Work to do: Write out each line in which the string "colors" is present.

Entries with figure data:

.....

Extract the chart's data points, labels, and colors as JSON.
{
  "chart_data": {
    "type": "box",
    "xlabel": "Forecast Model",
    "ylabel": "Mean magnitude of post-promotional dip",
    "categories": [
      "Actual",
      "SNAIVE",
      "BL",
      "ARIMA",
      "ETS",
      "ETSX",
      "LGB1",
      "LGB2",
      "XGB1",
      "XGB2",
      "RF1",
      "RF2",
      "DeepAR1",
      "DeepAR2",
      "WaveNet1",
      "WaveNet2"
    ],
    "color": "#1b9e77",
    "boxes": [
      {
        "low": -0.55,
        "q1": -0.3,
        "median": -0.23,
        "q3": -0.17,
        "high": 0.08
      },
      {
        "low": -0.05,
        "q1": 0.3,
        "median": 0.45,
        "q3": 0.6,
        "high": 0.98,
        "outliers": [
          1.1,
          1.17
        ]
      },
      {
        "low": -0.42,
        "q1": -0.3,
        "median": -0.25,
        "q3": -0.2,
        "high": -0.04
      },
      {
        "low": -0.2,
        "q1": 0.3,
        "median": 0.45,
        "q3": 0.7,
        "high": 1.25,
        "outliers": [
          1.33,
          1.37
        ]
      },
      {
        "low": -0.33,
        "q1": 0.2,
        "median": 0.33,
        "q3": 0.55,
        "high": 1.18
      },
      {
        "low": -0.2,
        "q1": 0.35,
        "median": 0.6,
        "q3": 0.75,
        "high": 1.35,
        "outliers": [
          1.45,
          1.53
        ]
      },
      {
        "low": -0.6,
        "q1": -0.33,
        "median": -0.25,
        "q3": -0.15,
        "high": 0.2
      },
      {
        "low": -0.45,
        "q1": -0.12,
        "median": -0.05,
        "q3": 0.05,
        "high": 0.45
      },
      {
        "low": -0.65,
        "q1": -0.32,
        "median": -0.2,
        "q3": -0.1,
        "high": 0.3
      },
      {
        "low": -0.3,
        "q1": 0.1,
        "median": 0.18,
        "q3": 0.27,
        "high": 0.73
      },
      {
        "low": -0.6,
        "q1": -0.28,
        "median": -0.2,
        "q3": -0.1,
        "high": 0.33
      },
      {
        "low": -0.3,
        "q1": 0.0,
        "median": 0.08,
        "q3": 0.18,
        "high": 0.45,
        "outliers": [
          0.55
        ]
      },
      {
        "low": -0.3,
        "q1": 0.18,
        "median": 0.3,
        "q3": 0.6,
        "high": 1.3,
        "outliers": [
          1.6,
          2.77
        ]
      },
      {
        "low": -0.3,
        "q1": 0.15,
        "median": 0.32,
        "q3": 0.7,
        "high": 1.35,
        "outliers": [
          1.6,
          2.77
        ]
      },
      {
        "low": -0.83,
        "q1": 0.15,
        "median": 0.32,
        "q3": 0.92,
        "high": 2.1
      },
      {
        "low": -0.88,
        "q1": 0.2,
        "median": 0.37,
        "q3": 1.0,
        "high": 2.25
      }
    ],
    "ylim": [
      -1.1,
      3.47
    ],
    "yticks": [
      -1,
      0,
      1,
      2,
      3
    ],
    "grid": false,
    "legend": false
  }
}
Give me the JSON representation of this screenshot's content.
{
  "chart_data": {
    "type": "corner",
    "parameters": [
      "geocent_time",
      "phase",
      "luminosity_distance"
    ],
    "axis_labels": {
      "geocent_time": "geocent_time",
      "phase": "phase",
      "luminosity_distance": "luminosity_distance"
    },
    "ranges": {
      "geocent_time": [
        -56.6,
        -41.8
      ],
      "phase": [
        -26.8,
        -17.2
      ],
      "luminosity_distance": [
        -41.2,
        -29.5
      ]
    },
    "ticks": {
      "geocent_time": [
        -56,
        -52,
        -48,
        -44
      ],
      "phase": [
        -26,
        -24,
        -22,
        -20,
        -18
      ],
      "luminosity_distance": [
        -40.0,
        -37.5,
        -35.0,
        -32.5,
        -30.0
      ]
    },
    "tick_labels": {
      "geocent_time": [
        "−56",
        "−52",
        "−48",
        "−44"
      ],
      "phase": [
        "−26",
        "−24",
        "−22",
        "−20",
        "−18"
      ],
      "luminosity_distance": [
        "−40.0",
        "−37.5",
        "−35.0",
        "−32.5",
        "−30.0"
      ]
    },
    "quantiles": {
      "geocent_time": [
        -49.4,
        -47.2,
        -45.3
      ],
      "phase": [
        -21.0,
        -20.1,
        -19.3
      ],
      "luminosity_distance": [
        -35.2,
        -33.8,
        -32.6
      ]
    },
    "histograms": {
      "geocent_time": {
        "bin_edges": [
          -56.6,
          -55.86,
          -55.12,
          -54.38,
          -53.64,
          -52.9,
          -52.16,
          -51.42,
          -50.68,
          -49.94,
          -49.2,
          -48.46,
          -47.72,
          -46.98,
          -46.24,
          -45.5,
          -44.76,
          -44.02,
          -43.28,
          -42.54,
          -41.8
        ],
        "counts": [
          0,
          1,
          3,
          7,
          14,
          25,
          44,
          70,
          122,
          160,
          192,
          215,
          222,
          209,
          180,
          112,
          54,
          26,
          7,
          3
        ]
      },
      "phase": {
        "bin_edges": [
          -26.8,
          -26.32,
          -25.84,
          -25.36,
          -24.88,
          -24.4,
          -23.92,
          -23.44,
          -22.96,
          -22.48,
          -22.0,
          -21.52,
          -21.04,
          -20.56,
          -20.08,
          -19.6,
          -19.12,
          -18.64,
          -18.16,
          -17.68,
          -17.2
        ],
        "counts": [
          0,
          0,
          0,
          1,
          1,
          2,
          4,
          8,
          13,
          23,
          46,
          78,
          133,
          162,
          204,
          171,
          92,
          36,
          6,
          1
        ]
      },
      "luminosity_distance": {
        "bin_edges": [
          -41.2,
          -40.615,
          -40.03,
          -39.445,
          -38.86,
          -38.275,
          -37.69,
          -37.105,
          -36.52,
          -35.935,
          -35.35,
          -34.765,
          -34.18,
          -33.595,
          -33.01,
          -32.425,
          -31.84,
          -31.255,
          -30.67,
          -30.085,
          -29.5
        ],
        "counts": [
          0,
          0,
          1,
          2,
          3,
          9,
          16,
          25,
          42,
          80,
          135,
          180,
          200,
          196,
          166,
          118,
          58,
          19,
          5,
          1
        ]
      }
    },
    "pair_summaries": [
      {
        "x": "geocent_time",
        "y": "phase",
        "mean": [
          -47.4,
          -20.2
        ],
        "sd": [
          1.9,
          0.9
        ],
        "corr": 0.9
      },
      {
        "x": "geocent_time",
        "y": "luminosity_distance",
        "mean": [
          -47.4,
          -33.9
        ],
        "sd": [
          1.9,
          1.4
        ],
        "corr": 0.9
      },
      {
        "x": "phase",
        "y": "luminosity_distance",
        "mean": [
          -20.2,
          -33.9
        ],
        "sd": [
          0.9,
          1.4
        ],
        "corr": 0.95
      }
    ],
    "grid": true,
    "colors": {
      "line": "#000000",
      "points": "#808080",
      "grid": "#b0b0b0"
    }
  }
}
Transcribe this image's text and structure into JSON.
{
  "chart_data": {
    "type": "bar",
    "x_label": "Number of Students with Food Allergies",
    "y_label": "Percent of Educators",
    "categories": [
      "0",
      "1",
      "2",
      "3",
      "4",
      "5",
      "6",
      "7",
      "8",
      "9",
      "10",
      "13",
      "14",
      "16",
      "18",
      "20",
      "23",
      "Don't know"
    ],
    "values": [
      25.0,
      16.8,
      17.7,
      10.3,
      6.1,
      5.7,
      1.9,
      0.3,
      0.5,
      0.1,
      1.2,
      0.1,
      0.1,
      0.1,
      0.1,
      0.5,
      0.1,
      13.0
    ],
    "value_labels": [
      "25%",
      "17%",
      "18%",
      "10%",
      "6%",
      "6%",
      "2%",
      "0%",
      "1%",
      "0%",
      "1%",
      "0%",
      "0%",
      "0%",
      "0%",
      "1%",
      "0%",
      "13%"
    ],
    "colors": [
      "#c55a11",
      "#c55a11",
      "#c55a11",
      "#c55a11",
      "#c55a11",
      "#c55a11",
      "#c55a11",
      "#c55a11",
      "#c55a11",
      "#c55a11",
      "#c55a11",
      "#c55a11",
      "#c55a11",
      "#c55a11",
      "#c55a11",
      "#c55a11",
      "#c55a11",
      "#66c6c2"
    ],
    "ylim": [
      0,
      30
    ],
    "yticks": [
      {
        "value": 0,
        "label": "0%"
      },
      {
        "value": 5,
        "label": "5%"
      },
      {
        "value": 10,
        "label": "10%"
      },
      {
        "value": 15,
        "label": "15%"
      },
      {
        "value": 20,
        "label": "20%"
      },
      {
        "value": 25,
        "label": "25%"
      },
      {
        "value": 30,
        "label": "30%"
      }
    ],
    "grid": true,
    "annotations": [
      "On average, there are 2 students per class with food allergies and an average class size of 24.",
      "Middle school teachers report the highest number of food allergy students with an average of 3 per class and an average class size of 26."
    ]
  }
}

.....

Exercise solution:
Extract the chart's data points, labels, and colors as JSON.
    "colors": {
    "colors": [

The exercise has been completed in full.